* [WRITTEN REQUEST]:
Show all lines of the listing that hold the word "type".

•••••

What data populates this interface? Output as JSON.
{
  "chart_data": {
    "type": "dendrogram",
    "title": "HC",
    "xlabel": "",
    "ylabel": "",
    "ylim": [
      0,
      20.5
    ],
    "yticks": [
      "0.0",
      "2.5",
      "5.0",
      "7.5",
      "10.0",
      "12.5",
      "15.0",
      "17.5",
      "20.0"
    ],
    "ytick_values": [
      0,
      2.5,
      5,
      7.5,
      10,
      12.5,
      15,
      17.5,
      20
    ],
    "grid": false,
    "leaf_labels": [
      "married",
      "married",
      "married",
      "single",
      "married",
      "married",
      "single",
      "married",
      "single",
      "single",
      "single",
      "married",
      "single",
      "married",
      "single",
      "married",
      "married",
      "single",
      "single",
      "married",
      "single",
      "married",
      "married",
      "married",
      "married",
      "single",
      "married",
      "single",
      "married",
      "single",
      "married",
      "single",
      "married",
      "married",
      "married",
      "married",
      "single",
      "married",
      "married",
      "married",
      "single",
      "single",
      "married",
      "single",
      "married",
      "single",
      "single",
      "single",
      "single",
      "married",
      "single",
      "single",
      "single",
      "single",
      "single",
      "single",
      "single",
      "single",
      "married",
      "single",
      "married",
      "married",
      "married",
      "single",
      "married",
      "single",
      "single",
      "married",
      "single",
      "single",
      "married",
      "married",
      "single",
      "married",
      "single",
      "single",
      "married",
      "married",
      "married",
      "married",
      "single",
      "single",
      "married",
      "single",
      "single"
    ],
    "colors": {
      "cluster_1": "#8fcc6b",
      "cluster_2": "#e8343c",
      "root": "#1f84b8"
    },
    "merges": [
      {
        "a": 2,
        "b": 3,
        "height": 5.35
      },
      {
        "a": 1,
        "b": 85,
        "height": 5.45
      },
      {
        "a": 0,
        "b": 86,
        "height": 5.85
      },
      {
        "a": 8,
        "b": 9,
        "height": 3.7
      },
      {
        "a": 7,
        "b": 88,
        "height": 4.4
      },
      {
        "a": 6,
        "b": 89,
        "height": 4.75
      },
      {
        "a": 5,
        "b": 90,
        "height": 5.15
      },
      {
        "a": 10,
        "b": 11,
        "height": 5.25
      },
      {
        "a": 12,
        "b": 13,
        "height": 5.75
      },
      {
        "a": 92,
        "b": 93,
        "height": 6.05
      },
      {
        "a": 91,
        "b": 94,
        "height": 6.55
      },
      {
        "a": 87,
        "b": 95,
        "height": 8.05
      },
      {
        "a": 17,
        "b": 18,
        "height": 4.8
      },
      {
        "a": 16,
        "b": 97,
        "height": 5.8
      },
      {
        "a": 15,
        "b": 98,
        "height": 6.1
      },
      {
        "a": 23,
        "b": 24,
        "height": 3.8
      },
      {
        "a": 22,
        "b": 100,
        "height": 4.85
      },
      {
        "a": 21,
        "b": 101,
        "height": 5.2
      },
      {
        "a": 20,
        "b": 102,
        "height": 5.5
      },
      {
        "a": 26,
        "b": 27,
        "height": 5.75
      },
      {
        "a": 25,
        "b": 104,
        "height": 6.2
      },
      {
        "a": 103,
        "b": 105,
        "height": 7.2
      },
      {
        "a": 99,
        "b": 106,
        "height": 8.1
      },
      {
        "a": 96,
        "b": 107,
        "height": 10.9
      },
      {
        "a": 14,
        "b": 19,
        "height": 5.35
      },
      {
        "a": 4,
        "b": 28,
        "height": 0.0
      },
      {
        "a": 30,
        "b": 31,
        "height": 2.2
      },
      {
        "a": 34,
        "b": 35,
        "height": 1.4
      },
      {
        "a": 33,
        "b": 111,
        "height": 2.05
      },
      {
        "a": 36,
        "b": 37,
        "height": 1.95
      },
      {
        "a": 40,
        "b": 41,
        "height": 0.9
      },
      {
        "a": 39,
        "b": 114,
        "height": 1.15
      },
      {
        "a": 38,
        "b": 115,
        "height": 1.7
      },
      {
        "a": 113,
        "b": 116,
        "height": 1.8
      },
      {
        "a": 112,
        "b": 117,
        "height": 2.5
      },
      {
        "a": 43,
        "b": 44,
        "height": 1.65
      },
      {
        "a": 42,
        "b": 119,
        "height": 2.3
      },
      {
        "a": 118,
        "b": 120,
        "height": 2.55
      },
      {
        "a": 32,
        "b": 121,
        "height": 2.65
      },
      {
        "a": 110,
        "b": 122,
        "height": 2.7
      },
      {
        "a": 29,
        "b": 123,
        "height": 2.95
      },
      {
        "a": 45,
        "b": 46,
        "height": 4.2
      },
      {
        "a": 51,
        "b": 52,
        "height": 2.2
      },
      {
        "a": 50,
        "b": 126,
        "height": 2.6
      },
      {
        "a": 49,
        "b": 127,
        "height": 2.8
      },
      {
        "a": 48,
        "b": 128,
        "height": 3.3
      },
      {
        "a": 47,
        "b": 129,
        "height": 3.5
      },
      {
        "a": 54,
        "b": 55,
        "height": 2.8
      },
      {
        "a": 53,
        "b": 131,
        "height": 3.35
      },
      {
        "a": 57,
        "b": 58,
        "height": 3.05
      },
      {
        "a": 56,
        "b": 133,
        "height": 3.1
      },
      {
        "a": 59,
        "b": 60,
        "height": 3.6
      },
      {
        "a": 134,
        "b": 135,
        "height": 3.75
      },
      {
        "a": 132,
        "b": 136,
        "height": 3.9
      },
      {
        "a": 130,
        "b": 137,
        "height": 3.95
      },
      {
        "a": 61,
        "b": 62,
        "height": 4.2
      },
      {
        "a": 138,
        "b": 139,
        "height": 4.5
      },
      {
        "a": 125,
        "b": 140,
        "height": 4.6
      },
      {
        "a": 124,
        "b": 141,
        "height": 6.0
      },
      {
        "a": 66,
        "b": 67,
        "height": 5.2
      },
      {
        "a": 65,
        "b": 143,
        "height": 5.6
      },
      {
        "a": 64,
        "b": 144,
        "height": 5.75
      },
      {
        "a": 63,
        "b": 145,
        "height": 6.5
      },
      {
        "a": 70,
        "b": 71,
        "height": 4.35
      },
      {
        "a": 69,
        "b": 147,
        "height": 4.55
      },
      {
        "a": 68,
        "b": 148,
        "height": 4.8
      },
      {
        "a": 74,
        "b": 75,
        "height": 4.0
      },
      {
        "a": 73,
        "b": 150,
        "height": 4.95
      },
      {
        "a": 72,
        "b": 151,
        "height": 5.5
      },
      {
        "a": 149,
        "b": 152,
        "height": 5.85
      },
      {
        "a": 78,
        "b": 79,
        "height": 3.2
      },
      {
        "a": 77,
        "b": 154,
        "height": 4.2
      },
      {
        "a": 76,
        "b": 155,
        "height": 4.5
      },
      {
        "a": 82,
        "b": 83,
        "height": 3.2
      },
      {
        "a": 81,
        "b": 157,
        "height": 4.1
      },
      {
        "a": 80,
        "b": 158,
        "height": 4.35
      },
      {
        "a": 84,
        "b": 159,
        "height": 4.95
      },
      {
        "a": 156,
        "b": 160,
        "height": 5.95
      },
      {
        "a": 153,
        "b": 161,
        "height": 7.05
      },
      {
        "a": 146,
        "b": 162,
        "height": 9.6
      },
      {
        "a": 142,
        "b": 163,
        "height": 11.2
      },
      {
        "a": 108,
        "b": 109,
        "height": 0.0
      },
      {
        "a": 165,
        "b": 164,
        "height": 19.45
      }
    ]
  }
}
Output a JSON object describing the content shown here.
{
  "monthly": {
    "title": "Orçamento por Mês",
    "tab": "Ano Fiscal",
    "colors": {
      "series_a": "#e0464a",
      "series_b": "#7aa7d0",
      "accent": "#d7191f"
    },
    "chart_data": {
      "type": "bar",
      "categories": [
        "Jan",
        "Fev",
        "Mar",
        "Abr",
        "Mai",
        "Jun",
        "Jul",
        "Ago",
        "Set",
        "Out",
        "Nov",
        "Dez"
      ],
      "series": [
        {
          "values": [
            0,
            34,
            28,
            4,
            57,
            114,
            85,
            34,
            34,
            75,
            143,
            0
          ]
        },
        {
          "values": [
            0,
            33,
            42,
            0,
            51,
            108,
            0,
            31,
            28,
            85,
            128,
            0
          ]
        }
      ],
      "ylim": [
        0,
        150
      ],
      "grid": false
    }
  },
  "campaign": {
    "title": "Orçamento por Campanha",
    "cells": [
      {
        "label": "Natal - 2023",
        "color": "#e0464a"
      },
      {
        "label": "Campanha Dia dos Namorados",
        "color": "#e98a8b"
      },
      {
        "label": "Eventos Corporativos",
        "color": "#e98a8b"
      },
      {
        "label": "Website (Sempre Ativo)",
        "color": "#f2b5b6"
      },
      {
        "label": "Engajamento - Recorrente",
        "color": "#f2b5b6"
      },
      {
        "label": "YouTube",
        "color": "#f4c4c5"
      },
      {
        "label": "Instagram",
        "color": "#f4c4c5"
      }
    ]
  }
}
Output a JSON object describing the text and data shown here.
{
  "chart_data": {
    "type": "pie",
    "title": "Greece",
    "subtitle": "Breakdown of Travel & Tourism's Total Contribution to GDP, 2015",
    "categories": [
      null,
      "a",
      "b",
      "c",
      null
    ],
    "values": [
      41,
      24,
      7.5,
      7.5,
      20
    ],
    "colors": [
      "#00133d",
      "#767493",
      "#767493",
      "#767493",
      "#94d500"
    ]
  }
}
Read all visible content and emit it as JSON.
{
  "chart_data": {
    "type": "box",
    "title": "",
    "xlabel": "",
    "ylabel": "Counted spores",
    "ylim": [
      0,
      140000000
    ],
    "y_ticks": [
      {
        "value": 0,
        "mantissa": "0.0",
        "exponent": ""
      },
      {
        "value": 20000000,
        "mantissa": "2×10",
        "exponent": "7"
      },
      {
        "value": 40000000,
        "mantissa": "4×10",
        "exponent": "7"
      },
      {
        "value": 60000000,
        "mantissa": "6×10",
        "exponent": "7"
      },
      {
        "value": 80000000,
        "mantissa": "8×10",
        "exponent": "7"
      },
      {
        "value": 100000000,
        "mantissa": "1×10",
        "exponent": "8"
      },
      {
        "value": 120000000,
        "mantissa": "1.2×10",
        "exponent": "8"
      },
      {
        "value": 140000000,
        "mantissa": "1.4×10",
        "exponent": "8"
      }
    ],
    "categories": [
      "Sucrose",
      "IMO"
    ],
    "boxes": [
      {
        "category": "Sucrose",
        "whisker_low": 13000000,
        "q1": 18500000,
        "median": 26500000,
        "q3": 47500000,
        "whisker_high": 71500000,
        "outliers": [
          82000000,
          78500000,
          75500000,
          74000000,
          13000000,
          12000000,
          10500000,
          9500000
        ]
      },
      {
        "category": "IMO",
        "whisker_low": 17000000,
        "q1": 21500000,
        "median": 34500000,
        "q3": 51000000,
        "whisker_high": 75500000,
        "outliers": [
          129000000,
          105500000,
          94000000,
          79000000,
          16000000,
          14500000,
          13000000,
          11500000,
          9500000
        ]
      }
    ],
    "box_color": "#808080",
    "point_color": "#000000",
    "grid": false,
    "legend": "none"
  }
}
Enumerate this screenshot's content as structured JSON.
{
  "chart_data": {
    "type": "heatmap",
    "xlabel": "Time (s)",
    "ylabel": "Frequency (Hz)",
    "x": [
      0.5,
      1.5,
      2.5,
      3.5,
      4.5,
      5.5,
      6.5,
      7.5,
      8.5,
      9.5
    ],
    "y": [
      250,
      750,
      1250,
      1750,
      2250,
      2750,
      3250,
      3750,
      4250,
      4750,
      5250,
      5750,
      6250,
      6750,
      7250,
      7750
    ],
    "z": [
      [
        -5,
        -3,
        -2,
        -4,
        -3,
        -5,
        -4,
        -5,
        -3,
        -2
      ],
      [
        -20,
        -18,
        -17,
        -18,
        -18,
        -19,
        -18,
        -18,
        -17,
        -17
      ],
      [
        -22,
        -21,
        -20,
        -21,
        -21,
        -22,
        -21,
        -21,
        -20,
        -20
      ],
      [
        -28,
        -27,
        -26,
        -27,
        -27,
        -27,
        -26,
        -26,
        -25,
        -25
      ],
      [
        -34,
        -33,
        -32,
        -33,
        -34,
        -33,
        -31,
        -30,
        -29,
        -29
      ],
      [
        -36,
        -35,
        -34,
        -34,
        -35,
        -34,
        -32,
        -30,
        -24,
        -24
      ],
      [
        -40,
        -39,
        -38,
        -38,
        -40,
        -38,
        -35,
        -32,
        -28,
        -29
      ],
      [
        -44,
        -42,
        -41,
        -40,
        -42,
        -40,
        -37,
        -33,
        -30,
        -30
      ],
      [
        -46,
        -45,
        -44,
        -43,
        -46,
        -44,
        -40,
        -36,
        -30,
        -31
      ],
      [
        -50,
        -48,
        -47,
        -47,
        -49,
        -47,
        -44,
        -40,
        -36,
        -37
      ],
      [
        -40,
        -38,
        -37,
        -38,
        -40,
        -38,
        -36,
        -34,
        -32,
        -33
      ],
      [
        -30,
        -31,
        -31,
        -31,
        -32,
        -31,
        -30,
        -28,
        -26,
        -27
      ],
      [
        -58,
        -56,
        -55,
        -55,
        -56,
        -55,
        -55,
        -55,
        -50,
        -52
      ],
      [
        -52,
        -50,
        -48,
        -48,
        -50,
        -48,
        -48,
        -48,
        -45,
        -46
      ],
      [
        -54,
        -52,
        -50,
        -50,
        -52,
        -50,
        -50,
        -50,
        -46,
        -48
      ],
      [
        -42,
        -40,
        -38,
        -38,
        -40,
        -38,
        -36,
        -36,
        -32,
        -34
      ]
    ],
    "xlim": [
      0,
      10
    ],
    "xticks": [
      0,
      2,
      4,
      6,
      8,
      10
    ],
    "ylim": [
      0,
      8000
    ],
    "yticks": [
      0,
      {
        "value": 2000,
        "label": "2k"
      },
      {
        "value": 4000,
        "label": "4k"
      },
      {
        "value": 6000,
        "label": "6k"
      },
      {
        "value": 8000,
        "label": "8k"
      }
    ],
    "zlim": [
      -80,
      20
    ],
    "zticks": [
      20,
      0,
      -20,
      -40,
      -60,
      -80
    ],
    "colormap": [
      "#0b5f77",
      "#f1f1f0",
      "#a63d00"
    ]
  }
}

•••••

* [REPLY]:
    "type": "dendrogram",
      "type": "bar",
    "type": "pie",
    "type": "box",
    "type": "heatmap",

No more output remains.